*WHAT IS ASKED:* Locate the word "expectancy" in the data below, then copy every line that holds it.

* * * * * * *

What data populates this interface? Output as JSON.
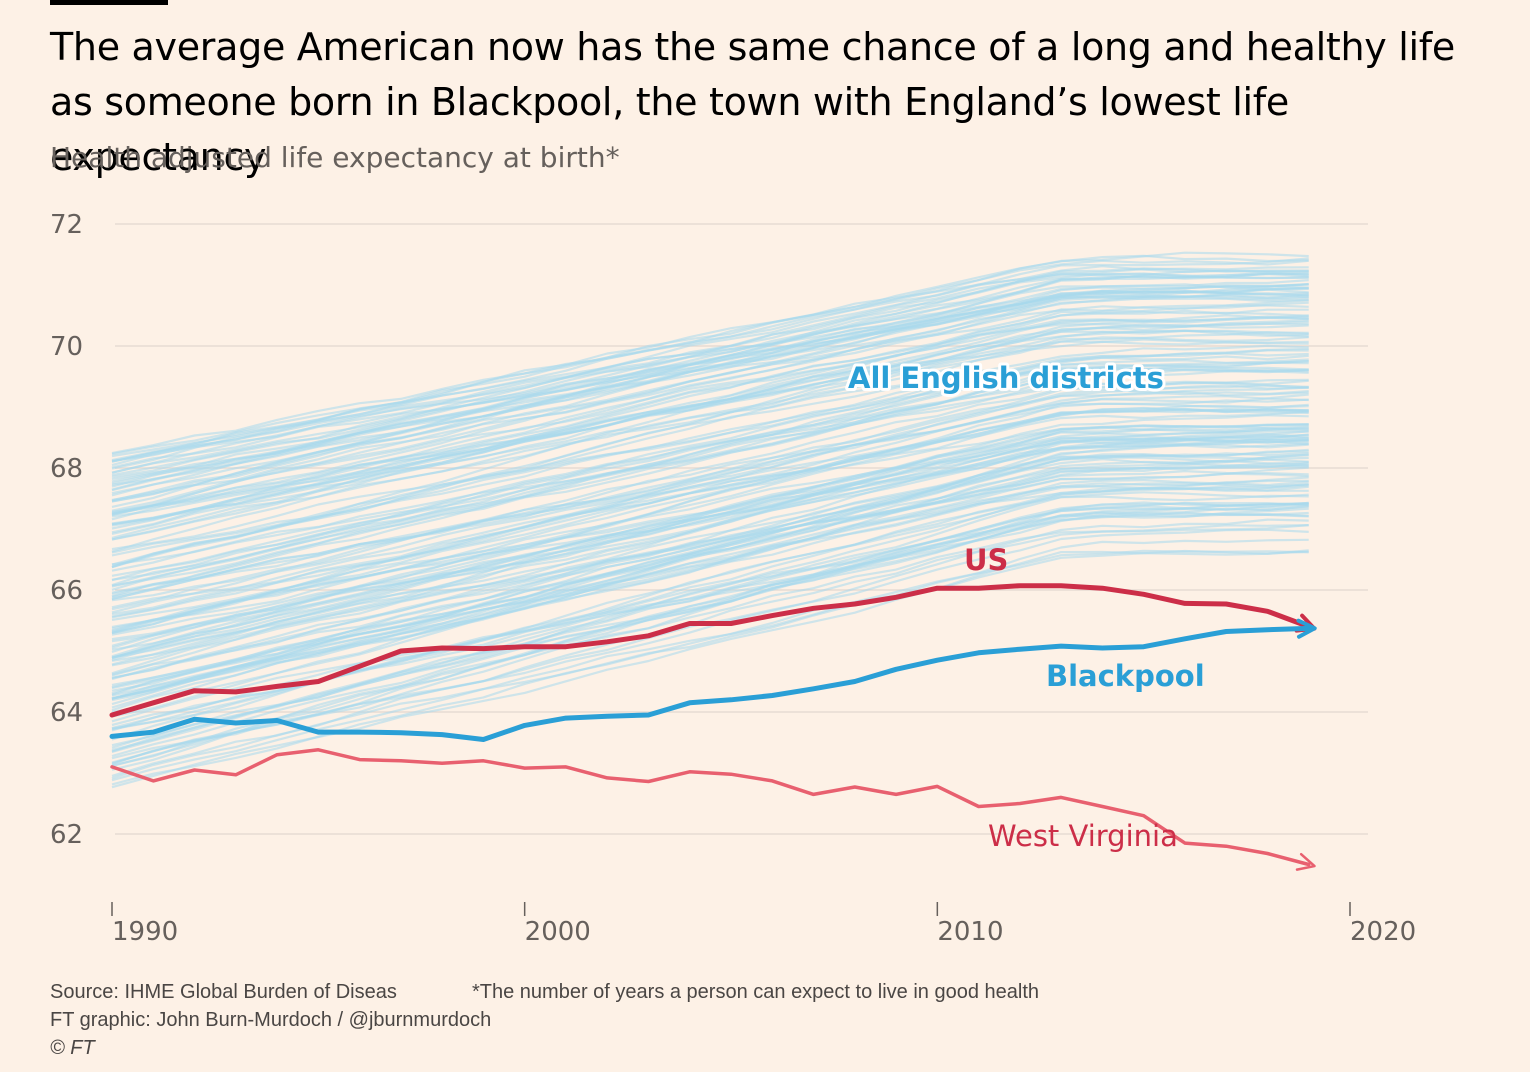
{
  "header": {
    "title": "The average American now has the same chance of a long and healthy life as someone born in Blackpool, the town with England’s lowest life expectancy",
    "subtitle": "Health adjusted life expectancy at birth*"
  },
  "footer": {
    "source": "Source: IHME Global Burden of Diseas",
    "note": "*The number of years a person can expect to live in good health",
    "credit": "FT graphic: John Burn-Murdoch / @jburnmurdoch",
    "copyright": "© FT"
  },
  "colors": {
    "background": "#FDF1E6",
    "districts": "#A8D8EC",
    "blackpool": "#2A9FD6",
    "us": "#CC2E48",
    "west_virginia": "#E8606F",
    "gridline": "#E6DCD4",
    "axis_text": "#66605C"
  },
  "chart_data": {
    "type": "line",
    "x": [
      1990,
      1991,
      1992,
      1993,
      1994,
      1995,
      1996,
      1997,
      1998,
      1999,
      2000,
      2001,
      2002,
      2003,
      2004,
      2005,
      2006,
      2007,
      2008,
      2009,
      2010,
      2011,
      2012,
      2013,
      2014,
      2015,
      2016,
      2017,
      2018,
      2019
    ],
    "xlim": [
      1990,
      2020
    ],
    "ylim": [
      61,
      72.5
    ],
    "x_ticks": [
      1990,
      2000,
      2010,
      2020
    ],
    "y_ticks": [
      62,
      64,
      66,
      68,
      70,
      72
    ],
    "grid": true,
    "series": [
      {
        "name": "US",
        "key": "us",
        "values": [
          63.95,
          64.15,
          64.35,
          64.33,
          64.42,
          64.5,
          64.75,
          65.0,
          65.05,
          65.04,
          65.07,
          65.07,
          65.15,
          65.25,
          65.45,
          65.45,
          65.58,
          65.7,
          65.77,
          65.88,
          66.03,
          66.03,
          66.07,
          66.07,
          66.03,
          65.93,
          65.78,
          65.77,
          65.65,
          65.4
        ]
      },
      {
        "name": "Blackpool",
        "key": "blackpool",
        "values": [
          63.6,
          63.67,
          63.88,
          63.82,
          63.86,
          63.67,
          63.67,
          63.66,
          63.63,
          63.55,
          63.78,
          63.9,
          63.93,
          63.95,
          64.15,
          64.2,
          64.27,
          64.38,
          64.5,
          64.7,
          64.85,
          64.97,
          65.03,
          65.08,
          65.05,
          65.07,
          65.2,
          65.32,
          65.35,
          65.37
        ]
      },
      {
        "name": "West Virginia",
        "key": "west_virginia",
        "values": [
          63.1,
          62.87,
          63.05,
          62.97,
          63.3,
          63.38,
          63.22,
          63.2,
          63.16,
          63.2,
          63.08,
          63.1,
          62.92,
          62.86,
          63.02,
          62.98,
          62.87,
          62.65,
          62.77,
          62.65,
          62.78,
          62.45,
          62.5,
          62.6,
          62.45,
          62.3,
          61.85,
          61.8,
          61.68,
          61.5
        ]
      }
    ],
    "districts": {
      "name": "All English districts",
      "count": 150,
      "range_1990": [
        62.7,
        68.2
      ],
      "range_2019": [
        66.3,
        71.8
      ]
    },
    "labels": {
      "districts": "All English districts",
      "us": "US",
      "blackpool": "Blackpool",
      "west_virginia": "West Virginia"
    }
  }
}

* * * * * * *

*WRITTEN SOLUTION:*
    "title": "The average American now has the same chance of a long and healthy life as someone born in Blackpool, the town with England’s lowest life expectancy",
    "subtitle": "Health adjusted life expectancy at birth*"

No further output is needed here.